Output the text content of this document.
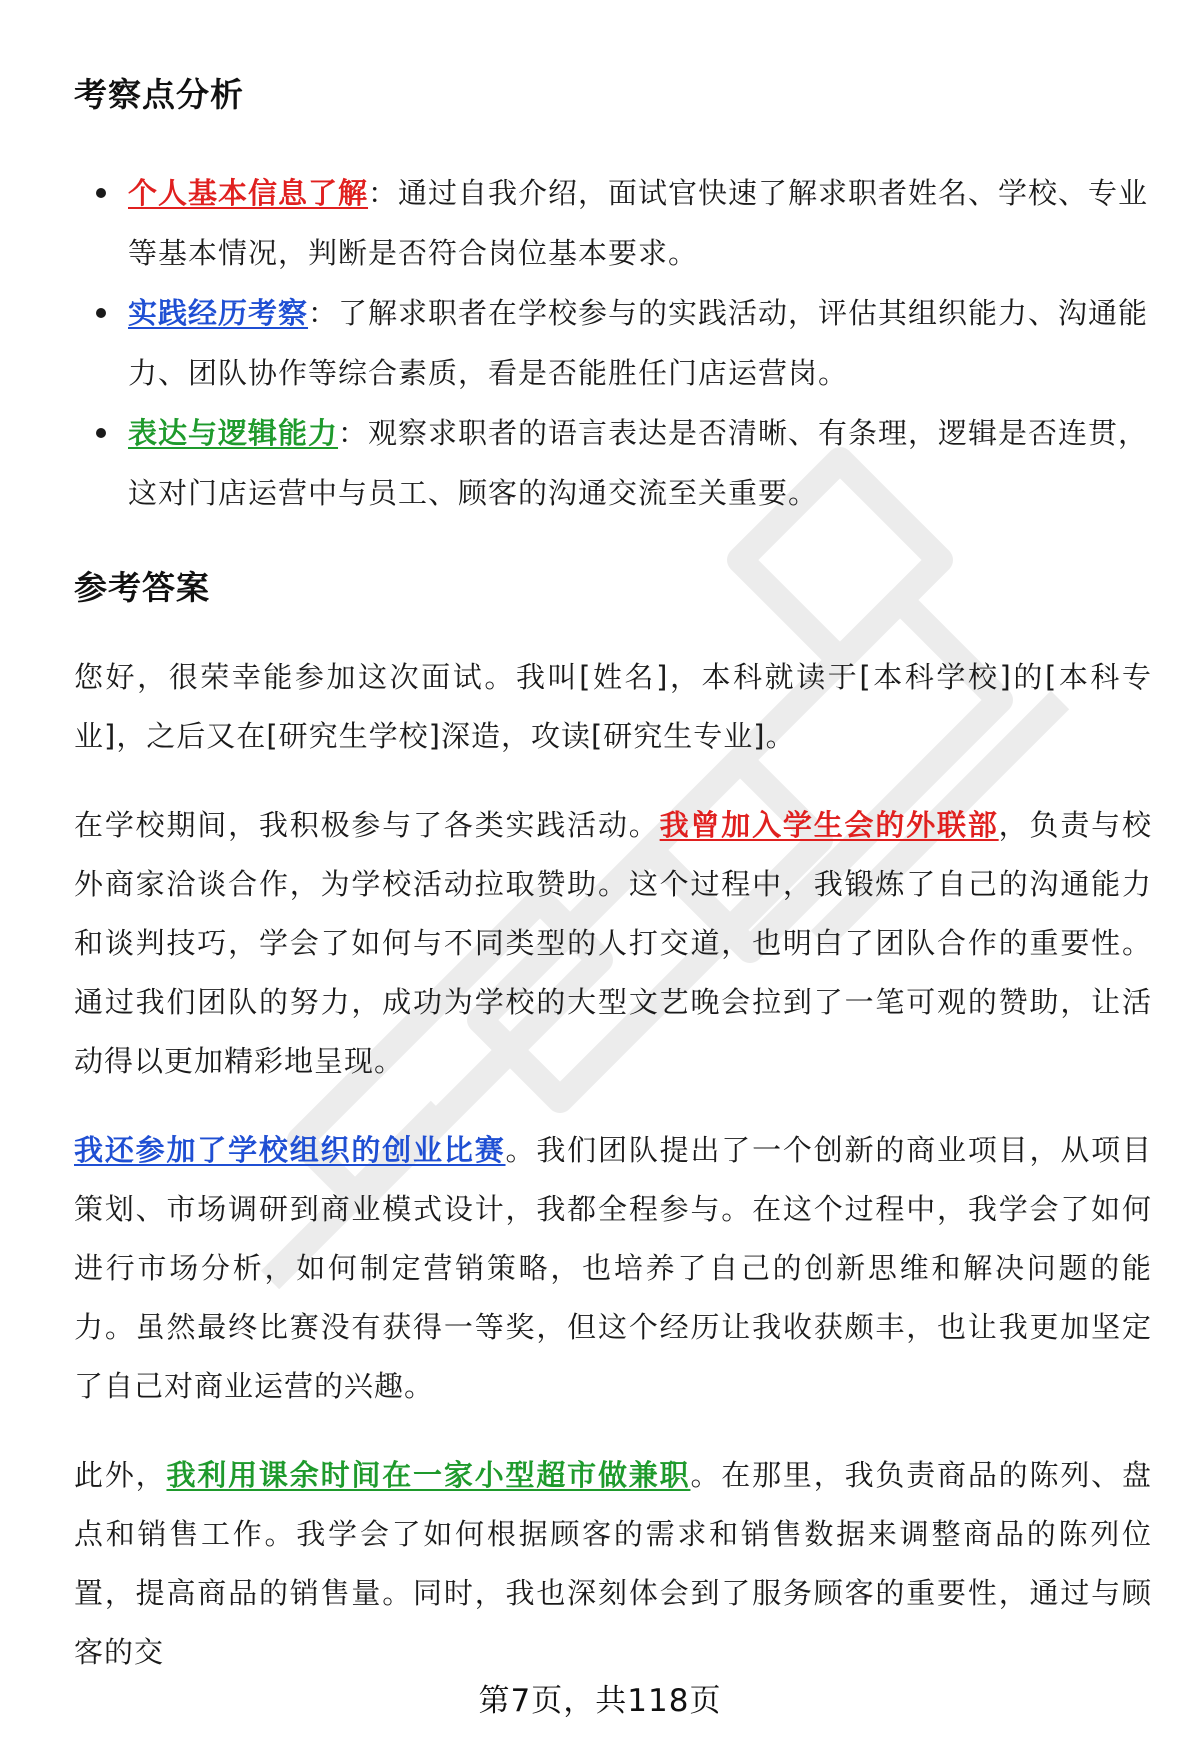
考察点分析
个人基本信息了解：通过自我介绍，面试官快速了解求职者姓名、学校、专业等基本情况，判断是否符合岗位基本要求。
实践经历考察：了解求职者在学校参与的实践活动，评估其组织能力、沟通能力、团队协作等综合素质，看是否能胜任门店运营岗。
表达与逻辑能力：观察求职者的语言表达是否清晰、有条理，逻辑是否连贯，这对门店运营中与员工、顾客的沟通交流至关重要。
参考答案

您好，很荣幸能参加这次面试。我叫[姓名]，本科就读于[本科学校]的[本科专业]，之后又在[研究生学校]深造，攻读[研究生专业]。

在学校期间，我积极参与了各类实践活动。我曾加入学生会的外联部，负责与校外商家洽谈合作，为学校活动拉取赞助。这个过程中，我锻炼了自己的沟通能力和谈判技巧，学会了如何与不同类型的人打交道，也明白了团队合作的重要性。通过我们团队的努力，成功为学校的大型文艺晚会拉到了一笔可观的赞助，让活动得以更加精彩地呈现。

我还参加了学校组织的创业比赛。我们团队提出了一个创新的商业项目，从项目策划、市场调研到商业模式设计，我都全程参与。在这个过程中，我学会了如何进行市场分析，如何制定营销策略，也培养了自己的创新思维和解决问题的能力。虽然最终比赛没有获得一等奖，但这个经历让我收获颇丰，也让我更加坚定了自己对商业运营的兴趣。

此外，我利用课余时间在一家小型超市做兼职。在那里，我负责商品的陈列、盘点和销售工作。我学会了如何根据顾客的需求和销售数据来调整商品的陈列位置，提高商品的销售量。同时，我也深刻体会到了服务顾客的重要性，通过与顾客的交

第7页，共118页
----------------------------------------
- [EXERCISE INSTRUCTIONS]
Please write out all the data again word for word, but not the pictures.

- [ANSWER FOR THE TASK]
Output the text content of this document.
考察点分析
个人基本信息了解：通过自我介绍，面试官快速了解求职者姓名、学校、专业等基本情况，判断是否符合岗位基本要求。
实践经历考察：了解求职者在学校参与的实践活动，评估其组织能力、沟通能力、团队协作等综合素质，看是否能胜任门店运营岗。
表达与逻辑能力：观察求职者的语言表达是否清晰、有条理，逻辑是否连贯，这对门店运营中与员工、顾客的沟通交流至关重要。
参考答案

您好，很荣幸能参加这次面试。我叫[姓名]，本科就读于[本科学校]的[本科专业]，之后又在[研究生学校]深造，攻读[研究生专业]。

在学校期间，我积极参与了各类实践活动。我曾加入学生会的外联部，负责与校外商家洽谈合作，为学校活动拉取赞助。这个过程中，我锻炼了自己的沟通能力和谈判技巧，学会了如何与不同类型的人打交道，也明白了团队合作的重要性。通过我们团队的努力，成功为学校的大型文艺晚会拉到了一笔可观的赞助，让活动得以更加精彩地呈现。

我还参加了学校组织的创业比赛。我们团队提出了一个创新的商业项目，从项目策划、市场调研到商业模式设计，我都全程参与。在这个过程中，我学会了如何进行市场分析，如何制定营销策略，也培养了自己的创新思维和解决问题的能力。虽然最终比赛没有获得一等奖，但这个经历让我收获颇丰，也让我更加坚定了自己对商业运营的兴趣。

此外，我利用课余时间在一家小型超市做兼职。在那里，我负责商品的陈列、盘点和销售工作。我学会了如何根据顾客的需求和销售数据来调整商品的陈列位置，提高商品的销售量。同时，我也深刻体会到了服务顾客的重要性，通过与顾客的交

第7页，共118页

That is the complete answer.